Exercise description:
Quote the listing in full, exactly as given, minus any pictures.

Stored dataset items:
BEGIN
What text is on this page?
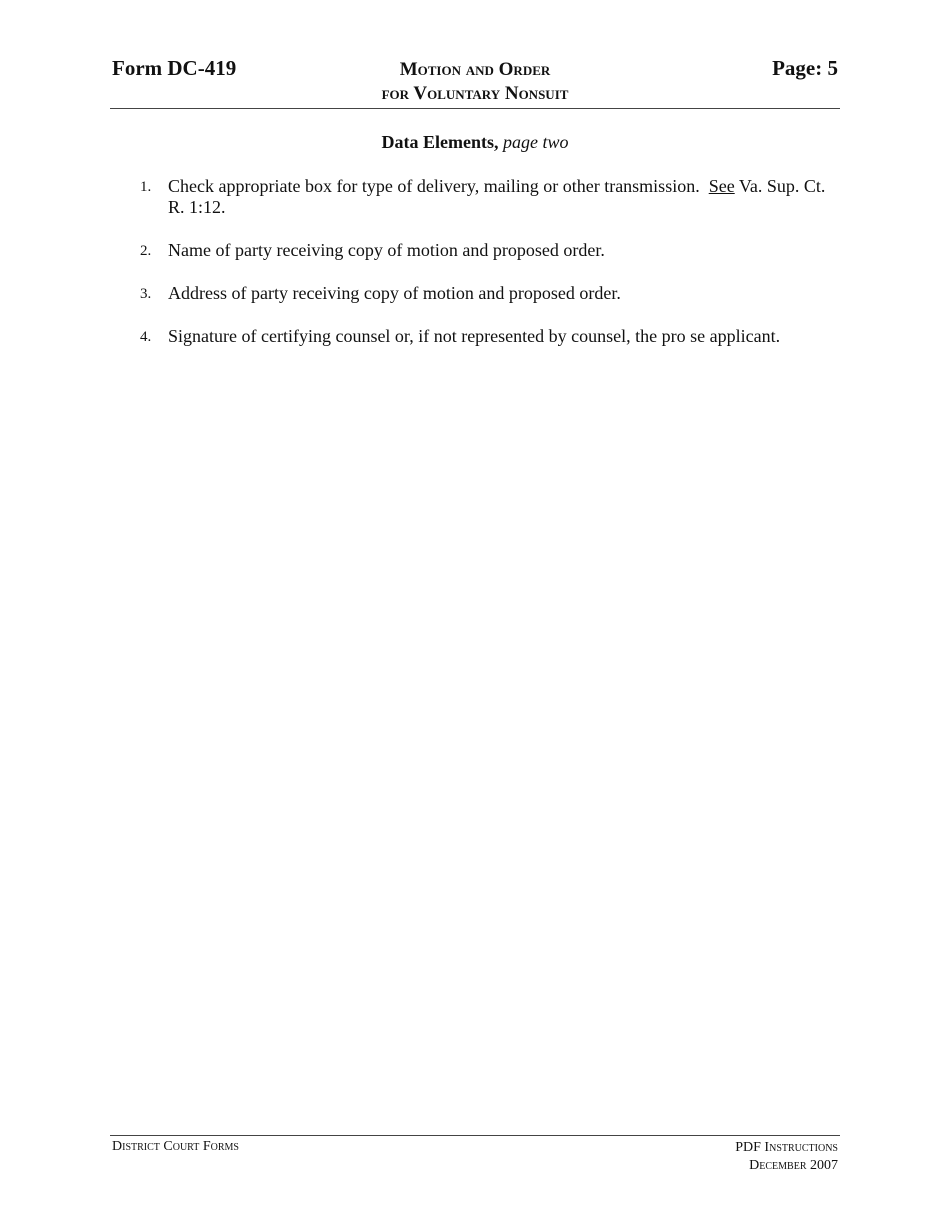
Form DC-419	Motion and Order
for Voluntary Nonsuit
Page: 5
Data Elements, page two
1. Check appropriate box for type of delivery, mailing or other transmission. See Va. Sup. Ct. R. 1:12.
2. Name of party receiving copy of motion and proposed order.
3. Address of party receiving copy of motion and proposed order.
4. Signature of certifying counsel or, if not represented by counsel, the pro se applicant.
District Court Forms	PDF Instructions
December 2007
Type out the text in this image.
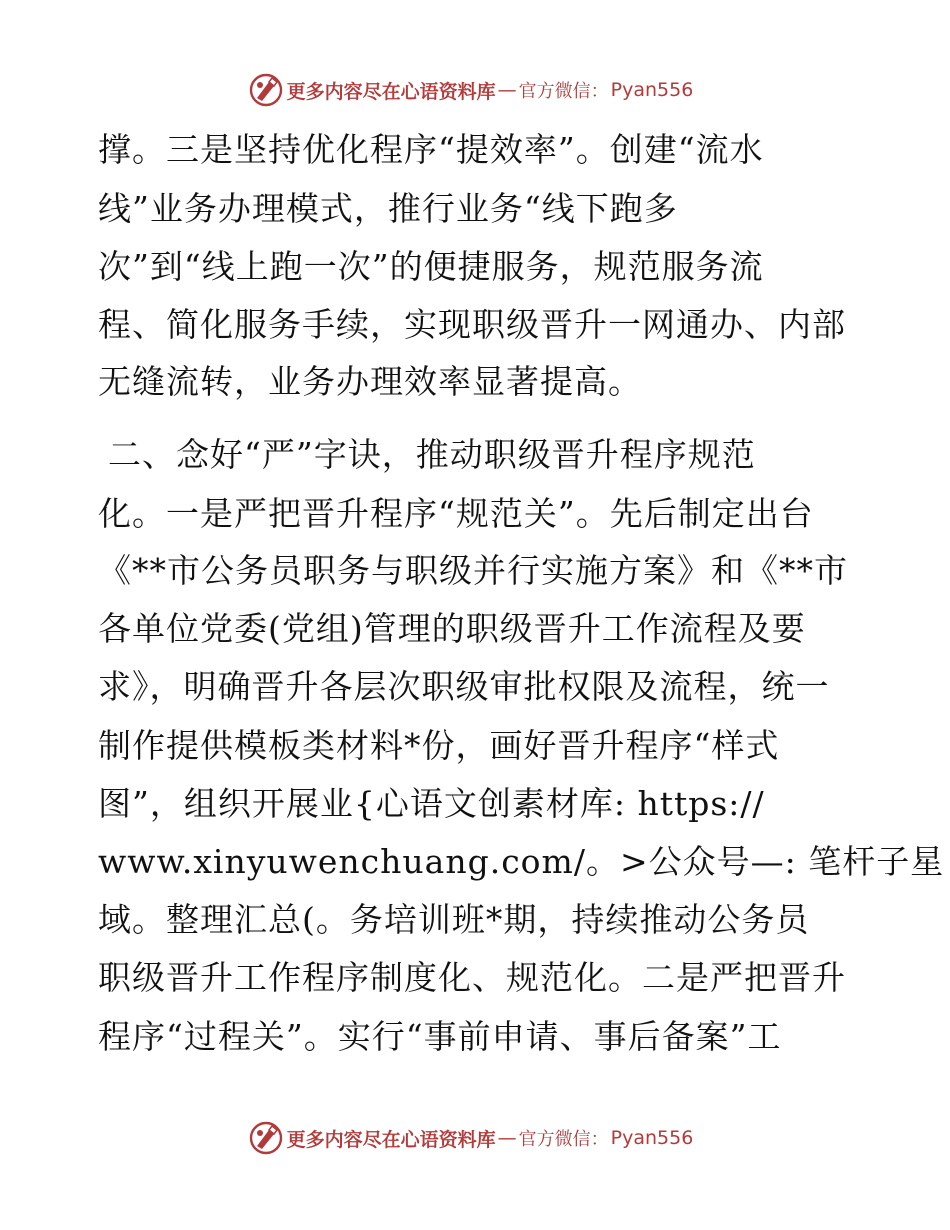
更多内容尽在心语资料库 — 官方微信： Pyan556
撑。三是坚持优化程序“提效率”。创建“流水
线”业务办理模式，推行业务“线下跑多
次”到“线上跑一次”的便捷服务，规范服务流
程、简化服务手续，实现职级晋升一网通办、内部
无缝流转，业务办理效率显著提高。
二、念好“严”字诀，推动职级晋升程序规范
化。一是严把晋升程序“规范关”。先后制定出台
《**市公务员职务与职级并行实施方案》和《**市
各单位党委(党组)管理的职级晋升工作流程及要
求》，明确晋升各层次职级审批权限及流程，统一
制作提供模板类材料*份，画好晋升程序“样式
图”，组织开展业{心语文创素材库: https://
www.xinyuwenchuang.com/。>公众号—: 笔杆子星
域。整理汇总(。务培训班*期，持续推动公务员
职级晋升工作程序制度化、规范化。二是严把晋升
程序“过程关”。实行“事前申请、事后备案”工
更多内容尽在心语资料库 — 官方微信： Pyan556
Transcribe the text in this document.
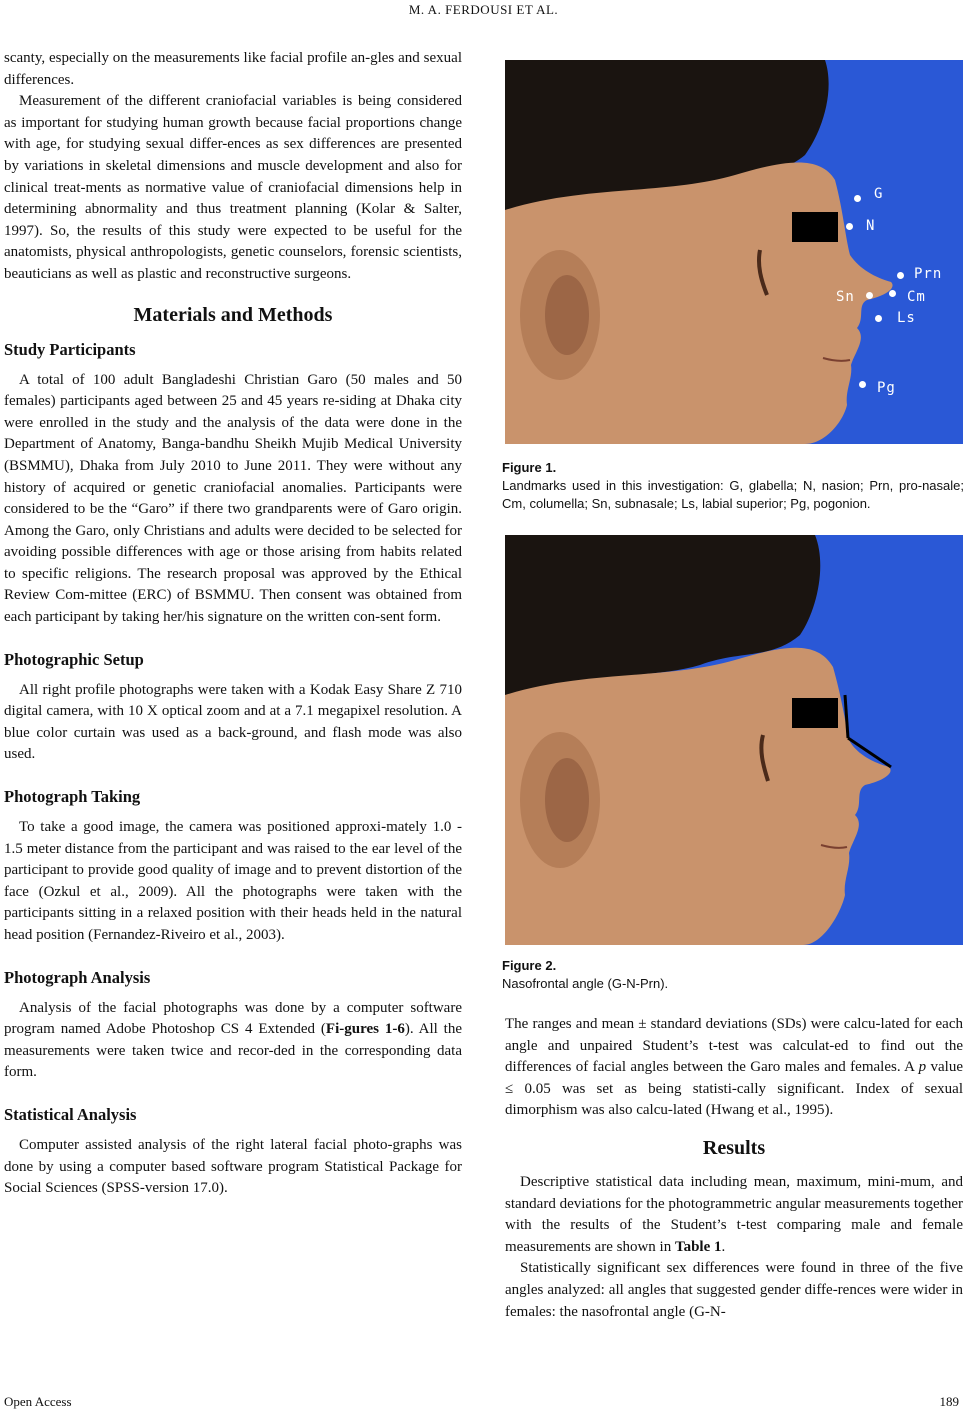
M. A. FERDOUSI ET AL.

scanty, especially on the measurements like facial profile an-gles and sexual differences.

Measurement of the different craniofacial variables is being considered as important for studying human growth because facial proportions change with age, for studying sexual differ-ences as sex differences are presented by variations in skeletal dimensions and muscle development and also for clinical treat-ments as normative value of craniofacial dimensions help in determining abnormality and thus treatment planning (Kolar & Salter, 1997). So, the results of this study were expected to be useful for the anatomists, physical anthropologists, genetic counselors, forensic scientists, beauticians as well as plastic and reconstructive surgeons.

Materials and Methods
Study Participants

A total of 100 adult Bangladeshi Christian Garo (50 males and 50 females) participants aged between 25 and 45 years re-siding at Dhaka city were enrolled in the study and the analysis of the data were done in the Department of Anatomy, Banga-bandhu Sheikh Mujib Medical University (BSMMU), Dhaka from July 2010 to June 2011. They were without any history of acquired or genetic craniofacial anomalies. Participants were considered to be the “Garo” if there two grandparents were of Garo origin. Among the Garo, only Christians and adults were decided to be selected for avoiding possible differences with age or those arising from habits related to specific religions. The research proposal was approved by the Ethical Review Com-mittee (ERC) of BSMMU. Then consent was obtained from each participant by taking her/his signature on the written con-sent form.

Photographic Setup

All right profile photographs were taken with a Kodak Easy Share Z 710 digital camera, with 10 X optical zoom and at a 7.1 megapixel resolution. A blue color curtain was used as a back-ground, and flash mode was also used.

Photograph Taking

To take a good image, the camera was positioned approxi-mately 1.0 - 1.5 meter distance from the participant and was raised to the ear level of the participant to provide good quality of image and to prevent distortion of the face (Ozkul et al., 2009). All the photographs were taken with the participants sitting in a relaxed position with their heads held in the natural head position (Fernandez-Riveiro et al., 2003).

Photograph Analysis

Analysis of the facial photographs was done by a computer software program named Adobe Photoshop CS 4 Extended (Fi-gures 1-6). All the measurements were taken twice and recor-ded in the corresponding data form.

Statistical Analysis

Computer assisted analysis of the right lateral facial photo-graphs was done by using a computer based software program Statistical Package for Social Sciences (SPSS-version 17.0).

G
N
Prn
Sn	Cm
Ls
Pg
Figure 1.
Landmarks used in this investigation: G, glabella; N, nasion; Prn, pro-nasale; Cm, columella; Sn, subnasale; Ls, labial superior; Pg, pogonion.
Figure 2.
Nasofrontal angle (G-N-Prn).

The ranges and mean ± standard deviations (SDs) were calcu-lated for each angle and unpaired Student’s t-test was calculat-ed to find out the differences of facial angles between the Garo males and females. A p value ≤ 0.05 was set as being statisti-cally significant. Index of sexual dimorphism was also calcu-lated (Hwang et al., 1995).

Results

Descriptive statistical data including mean, maximum, mini-mum, and standard deviations for the photogrammetric angular measurements together with the results of the Student’s t-test comparing male and female measurements are shown in Table 1.

Statistically significant sex differences were found in three of the five angles analyzed: all angles that suggested gender diffe-rences were wider in females: the nasofrontal angle (G-N-

Open Access	189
END
Solution below:
What text is on this page?
Form DC-419	Motion and Order
for Voluntary Nonsuit
Page: 5
Data Elements, page two
1. Check appropriate box for type of delivery, mailing or other transmission. See Va. Sup. Ct. R. 1:12.
2. Name of party receiving copy of motion and proposed order.
3. Address of party receiving copy of motion and proposed order.
4. Signature of certifying counsel or, if not represented by counsel, the pro se applicant.
District Court Forms	PDF Instructions
December 2007
Type out the text in this image.
更多内容尽在心语资料库 — 官方微信： Pyan556
撑。三是坚持优化程序“提效率”。创建“流水
线”业务办理模式，推行业务“线下跑多
次”到“线上跑一次”的便捷服务，规范服务流
程、简化服务手续，实现职级晋升一网通办、内部
无缝流转，业务办理效率显著提高。
二、念好“严”字诀，推动职级晋升程序规范
化。一是严把晋升程序“规范关”。先后制定出台
《**市公务员职务与职级并行实施方案》和《**市
各单位党委(党组)管理的职级晋升工作流程及要
求》，明确晋升各层次职级审批权限及流程，统一
制作提供模板类材料*份，画好晋升程序“样式
图”，组织开展业{心语文创素材库: https://
www.xinyuwenchuang.com/。>公众号—: 笔杆子星
域。整理汇总(。务培训班*期，持续推动公务员
职级晋升工作程序制度化、规范化。二是严把晋升
程序“过程关”。实行“事前申请、事后备案”工
更多内容尽在心语资料库 — 官方微信： Pyan556
Transcribe the text in this document.
M. A. FERDOUSI ET AL.

scanty, especially on the measurements like facial profile an-gles and sexual differences.

Measurement of the different craniofacial variables is being considered as important for studying human growth because facial proportions change with age, for studying sexual differ-ences as sex differences are presented by variations in skeletal dimensions and muscle development and also for clinical treat-ments as normative value of craniofacial dimensions help in determining abnormality and thus treatment planning (Kolar & Salter, 1997). So, the results of this study were expected to be useful for the anatomists, physical anthropologists, genetic counselors, forensic scientists, beauticians as well as plastic and reconstructive surgeons.

Materials and Methods
Study Participants

A total of 100 adult Bangladeshi Christian Garo (50 males and 50 females) participants aged between 25 and 45 years re-siding at Dhaka city were enrolled in the study and the analysis of the data were done in the Department of Anatomy, Banga-bandhu Sheikh Mujib Medical University (BSMMU), Dhaka from July 2010 to June 2011. They were without any history of acquired or genetic craniofacial anomalies. Participants were considered to be the “Garo” if there two grandparents were of Garo origin. Among the Garo, only Christians and adults were decided to be selected for avoiding possible differences with age or those arising from habits related to specific religions. The research proposal was approved by the Ethical Review Com-mittee (ERC) of BSMMU. Then consent was obtained from each participant by taking her/his signature on the written con-sent form.

Photographic Setup

All right profile photographs were taken with a Kodak Easy Share Z 710 digital camera, with 10 X optical zoom and at a 7.1 megapixel resolution. A blue color curtain was used as a back-ground, and flash mode was also used.

Photograph Taking

To take a good image, the camera was positioned approxi-mately 1.0 - 1.5 meter distance from the participant and was raised to the ear level of the participant to provide good quality of image and to prevent distortion of the face (Ozkul et al., 2009). All the photographs were taken with the participants sitting in a relaxed position with their heads held in the natural head position (Fernandez-Riveiro et al., 2003).

Photograph Analysis

Analysis of the facial photographs was done by a computer software program named Adobe Photoshop CS 4 Extended (Fi-gures 1-6). All the measurements were taken twice and recor-ded in the corresponding data form.

Statistical Analysis

Computer assisted analysis of the right lateral facial photo-graphs was done by using a computer based software program Statistical Package for Social Sciences (SPSS-version 17.0).

G
N
Prn
Sn	Cm
Ls
Pg
Figure 1.
Landmarks used in this investigation: G, glabella; N, nasion; Prn, pro-nasale; Cm, columella; Sn, subnasale; Ls, labial superior; Pg, pogonion.
Figure 2.
Nasofrontal angle (G-N-Prn).

The ranges and mean ± standard deviations (SDs) were calcu-lated for each angle and unpaired Student’s t-test was calculat-ed to find out the differences of facial angles between the Garo males and females. A p value ≤ 0.05 was set as being statisti-cally significant. Index of sexual dimorphism was also calcu-lated (Hwang et al., 1995).

Results

Descriptive statistical data including mean, maximum, mini-mum, and standard deviations for the photogrammetric angular measurements together with the results of the Student’s t-test comparing male and female measurements are shown in Table 1.

Statistically significant sex differences were found in three of the five angles analyzed: all angles that suggested gender diffe-rences were wider in females: the nasofrontal angle (G-N-

Open Access	189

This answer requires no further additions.